------ Text passage ------
Day 361: Gary Louris (Dead Man's Burden)
June 20, 2024
Why do we need old men and women still making music? For the same reason we need old men and women holding prominent roles in society, in the executive leadership of corporations, businesses and institutions? We need someone to provide perspective that isn't just from learning history, but from experiencing history.
This is why we need Gary Louris (leader of The Jayhawks) and his remarkable 2021 Jump For Joy release. A true solo album, in terms of Louris playing all of the instruments and producing the CD, with very little "outside" help (even the cover is designed by Henry Louris, either his brother or his son). I don't think he had to go solo for financial reasons, as The Jayhawks seem to still be doing o.k.; instead Jump For Joy feels like an individual statement Louris wanted to make about life. An extremely poppy CD, Jump For Joy culminates in the 8-minute long "Dead Man's Burden," which should be mandatory listening for anybody.
Louris will be 70 next year, and so his mid-60s' perspective on human existence is all over "Dead Man's Burden," from the chilling opening,
All the ladies and the gentlemen/
The life force who line up nose to nose/
Just like the hungry rows of Eskimos/
And those of us with ravaged faces/
Rarely laughed and took our places.
to the ruminative closing, especially meaningful to those of us recently retired:
Now I've started down a path uncharted/
And it seems that I'll never be the same again.
The closest we get to a chorus is a twice-sung line about the buffalo, a reminder of how the original "Americans" had a bond with the buffalo, a recognition of "man's" place within the world, not over it, because "it will be over soon/just like the buffalo/we killed the buffalo."
------ Dataset excerpt ------
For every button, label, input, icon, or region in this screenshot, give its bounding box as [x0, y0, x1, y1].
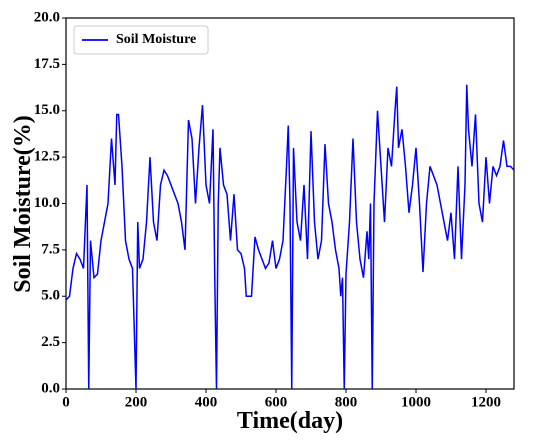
------
▸ **Your task**
Repeat the passage of the Gary Louris post from "Day 361: Gary" up to and including "from experiencing history.", substituting "the past" for "history".

▸ **Response below**
Day 361: Gary Louris (Dead Man's Burden)
June 20, 2024
Why do we need old men and women still making music? For the same reason we need old men and women holding prominent roles in society, in the executive leadership of corporations, businesses and institutions? We need someone to provide perspective that isn't just from learning the past, but from experiencing the past.